Collected data entries:
========

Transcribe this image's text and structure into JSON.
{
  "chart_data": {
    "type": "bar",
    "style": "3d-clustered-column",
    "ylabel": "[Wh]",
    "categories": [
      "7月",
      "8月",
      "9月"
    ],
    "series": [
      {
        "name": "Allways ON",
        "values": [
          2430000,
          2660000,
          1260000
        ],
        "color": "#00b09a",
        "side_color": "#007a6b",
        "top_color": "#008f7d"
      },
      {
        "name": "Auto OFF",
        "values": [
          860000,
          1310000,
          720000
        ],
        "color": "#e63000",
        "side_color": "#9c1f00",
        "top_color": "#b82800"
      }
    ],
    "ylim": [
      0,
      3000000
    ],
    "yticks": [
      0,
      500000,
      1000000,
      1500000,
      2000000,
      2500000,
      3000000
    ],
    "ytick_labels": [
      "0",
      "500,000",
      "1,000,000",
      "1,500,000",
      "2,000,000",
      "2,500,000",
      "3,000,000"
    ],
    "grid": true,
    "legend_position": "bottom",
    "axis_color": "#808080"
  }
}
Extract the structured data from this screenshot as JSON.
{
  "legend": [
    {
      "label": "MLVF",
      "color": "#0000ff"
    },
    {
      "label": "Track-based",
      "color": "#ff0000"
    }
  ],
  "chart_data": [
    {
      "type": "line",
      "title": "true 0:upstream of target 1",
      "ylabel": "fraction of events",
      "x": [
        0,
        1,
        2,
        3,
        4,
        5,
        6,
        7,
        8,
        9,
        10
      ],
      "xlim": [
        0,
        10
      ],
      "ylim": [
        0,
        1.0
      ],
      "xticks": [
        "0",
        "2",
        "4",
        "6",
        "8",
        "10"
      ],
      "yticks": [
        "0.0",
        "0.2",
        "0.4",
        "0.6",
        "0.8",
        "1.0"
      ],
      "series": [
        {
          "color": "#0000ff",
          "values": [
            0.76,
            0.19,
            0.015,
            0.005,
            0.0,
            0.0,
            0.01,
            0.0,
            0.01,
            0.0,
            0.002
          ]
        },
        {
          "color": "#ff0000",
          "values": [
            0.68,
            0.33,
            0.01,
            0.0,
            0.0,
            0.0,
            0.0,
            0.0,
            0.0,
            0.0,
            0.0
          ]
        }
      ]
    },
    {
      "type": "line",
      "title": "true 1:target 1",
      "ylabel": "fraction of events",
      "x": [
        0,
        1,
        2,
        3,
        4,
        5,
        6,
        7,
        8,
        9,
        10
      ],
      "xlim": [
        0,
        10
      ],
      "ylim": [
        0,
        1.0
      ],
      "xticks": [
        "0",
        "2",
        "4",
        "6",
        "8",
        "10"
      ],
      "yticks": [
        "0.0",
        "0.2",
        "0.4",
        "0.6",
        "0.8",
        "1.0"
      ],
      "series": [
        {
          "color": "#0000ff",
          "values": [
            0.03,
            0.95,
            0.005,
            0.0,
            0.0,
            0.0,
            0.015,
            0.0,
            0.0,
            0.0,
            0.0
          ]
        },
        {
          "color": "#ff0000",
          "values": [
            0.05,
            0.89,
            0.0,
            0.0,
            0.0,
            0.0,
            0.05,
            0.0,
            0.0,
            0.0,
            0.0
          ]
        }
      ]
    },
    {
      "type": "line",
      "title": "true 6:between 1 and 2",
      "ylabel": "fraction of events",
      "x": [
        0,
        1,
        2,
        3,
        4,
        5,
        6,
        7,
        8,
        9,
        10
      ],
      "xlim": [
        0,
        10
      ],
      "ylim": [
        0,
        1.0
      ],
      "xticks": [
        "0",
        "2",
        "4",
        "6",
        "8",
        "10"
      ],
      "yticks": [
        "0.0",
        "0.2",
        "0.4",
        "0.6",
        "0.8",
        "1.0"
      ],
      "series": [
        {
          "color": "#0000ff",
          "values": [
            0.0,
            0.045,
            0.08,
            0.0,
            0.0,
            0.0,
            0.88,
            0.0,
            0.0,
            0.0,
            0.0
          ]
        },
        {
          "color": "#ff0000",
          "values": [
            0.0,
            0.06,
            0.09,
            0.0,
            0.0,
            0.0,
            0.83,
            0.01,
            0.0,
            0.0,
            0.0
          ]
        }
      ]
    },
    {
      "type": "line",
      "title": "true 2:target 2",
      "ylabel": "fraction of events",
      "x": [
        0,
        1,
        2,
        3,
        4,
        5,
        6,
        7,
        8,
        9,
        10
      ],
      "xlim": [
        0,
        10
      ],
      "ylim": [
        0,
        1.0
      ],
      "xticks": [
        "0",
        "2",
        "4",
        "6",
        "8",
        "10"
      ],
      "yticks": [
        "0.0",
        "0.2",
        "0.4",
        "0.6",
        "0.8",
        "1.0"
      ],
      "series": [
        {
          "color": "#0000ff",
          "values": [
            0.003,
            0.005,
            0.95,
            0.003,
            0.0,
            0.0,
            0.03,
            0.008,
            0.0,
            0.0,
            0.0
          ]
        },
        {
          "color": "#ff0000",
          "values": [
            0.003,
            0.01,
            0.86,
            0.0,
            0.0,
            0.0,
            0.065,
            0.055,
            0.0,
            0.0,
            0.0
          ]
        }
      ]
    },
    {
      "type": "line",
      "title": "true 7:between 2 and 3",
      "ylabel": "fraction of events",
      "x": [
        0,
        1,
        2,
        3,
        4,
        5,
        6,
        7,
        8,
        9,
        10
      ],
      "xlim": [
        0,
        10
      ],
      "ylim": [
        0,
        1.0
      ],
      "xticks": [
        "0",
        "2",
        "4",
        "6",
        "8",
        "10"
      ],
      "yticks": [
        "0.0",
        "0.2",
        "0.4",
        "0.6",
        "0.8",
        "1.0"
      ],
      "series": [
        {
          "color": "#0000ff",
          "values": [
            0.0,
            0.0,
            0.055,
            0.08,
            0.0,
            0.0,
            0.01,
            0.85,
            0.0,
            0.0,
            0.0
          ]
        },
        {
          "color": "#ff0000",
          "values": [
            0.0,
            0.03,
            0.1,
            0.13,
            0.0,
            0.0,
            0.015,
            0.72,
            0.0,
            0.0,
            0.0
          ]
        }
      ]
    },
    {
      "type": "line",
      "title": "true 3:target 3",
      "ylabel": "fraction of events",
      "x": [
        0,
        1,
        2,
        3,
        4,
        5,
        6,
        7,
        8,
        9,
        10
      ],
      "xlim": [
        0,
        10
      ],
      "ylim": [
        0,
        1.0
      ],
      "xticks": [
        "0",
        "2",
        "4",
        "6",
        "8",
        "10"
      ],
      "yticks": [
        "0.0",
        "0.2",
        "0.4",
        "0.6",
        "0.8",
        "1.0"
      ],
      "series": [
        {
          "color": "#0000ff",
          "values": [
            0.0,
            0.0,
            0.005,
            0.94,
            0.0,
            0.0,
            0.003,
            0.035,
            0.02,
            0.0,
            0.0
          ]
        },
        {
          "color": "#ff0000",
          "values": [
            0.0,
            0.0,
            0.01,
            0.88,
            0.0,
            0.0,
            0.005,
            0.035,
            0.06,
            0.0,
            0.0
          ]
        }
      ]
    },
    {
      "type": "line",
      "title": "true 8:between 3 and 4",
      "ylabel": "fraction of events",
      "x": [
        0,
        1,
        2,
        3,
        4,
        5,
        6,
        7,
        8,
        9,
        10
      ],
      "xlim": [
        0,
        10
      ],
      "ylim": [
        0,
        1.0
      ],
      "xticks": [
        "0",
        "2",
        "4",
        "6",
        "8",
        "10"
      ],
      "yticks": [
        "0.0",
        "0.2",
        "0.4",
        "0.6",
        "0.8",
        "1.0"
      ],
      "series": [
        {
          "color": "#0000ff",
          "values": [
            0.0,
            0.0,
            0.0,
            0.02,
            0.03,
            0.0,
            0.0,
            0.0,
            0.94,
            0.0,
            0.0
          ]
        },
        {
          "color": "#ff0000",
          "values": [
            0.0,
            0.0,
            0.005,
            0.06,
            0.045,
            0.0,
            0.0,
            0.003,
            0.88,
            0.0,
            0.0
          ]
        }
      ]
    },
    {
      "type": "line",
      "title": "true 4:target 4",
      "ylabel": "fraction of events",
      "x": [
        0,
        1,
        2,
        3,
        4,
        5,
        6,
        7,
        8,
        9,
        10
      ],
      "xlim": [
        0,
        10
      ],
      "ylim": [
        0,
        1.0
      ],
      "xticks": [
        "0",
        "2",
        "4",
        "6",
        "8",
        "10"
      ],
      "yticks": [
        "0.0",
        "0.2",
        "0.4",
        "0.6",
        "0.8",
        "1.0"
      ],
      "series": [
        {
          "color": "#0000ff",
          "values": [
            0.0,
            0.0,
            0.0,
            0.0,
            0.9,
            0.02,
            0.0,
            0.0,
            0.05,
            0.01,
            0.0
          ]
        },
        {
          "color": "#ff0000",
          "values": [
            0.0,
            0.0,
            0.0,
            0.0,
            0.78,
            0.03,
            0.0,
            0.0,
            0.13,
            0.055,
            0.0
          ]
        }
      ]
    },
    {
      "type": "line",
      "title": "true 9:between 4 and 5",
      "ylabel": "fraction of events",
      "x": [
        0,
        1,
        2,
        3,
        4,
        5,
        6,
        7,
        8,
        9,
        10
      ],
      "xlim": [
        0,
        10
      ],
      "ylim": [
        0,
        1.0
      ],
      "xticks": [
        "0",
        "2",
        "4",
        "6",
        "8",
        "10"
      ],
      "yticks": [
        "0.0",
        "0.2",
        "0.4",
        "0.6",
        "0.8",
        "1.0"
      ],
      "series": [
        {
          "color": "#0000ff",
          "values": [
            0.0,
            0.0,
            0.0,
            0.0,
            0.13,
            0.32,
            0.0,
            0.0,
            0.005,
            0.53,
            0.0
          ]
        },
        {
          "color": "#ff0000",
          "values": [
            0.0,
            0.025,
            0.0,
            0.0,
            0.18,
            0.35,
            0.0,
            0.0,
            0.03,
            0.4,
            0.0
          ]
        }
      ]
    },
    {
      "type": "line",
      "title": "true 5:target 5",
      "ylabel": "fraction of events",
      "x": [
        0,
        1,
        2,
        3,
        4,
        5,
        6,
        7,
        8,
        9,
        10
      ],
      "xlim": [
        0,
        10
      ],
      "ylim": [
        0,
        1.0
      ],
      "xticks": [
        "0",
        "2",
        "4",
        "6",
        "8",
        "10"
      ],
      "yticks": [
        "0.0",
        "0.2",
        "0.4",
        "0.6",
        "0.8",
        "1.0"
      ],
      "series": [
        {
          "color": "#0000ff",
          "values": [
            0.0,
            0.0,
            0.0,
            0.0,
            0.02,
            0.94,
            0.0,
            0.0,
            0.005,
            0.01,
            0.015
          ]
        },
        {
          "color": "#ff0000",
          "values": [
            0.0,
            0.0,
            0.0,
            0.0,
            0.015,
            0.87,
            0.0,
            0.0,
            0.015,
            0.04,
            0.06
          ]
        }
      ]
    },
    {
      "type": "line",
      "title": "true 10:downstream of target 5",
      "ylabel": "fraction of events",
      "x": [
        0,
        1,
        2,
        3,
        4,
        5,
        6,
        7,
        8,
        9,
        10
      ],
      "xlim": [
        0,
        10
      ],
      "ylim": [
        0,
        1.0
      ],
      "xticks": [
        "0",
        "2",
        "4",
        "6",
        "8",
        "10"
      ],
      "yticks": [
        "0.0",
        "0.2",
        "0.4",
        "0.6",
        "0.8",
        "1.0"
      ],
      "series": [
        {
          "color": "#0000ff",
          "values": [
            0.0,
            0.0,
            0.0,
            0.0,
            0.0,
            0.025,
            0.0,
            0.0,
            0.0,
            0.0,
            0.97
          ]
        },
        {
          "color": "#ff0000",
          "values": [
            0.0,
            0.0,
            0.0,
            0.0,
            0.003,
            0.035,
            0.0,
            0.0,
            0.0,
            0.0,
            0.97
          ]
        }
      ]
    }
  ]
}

========

Write out every line of the data that holds the word "true".

- FINAL RESULT -
    "grid": true,
      "title": "true 0:upstream of target 1",
      "title": "true 1:target 1",
      "title": "true 6:between 1 and 2",
      "title": "true 2:target 2",
      "title": "true 7:between 2 and 3",
      "title": "true 3:target 3",
      "title": "true 8:between 3 and 4",
      "title": "true 4:target 4",
      "title": "true 9:between 4 and 5",
      "title": "true 5:target 5",
      "title": "true 10:downstream of target 5",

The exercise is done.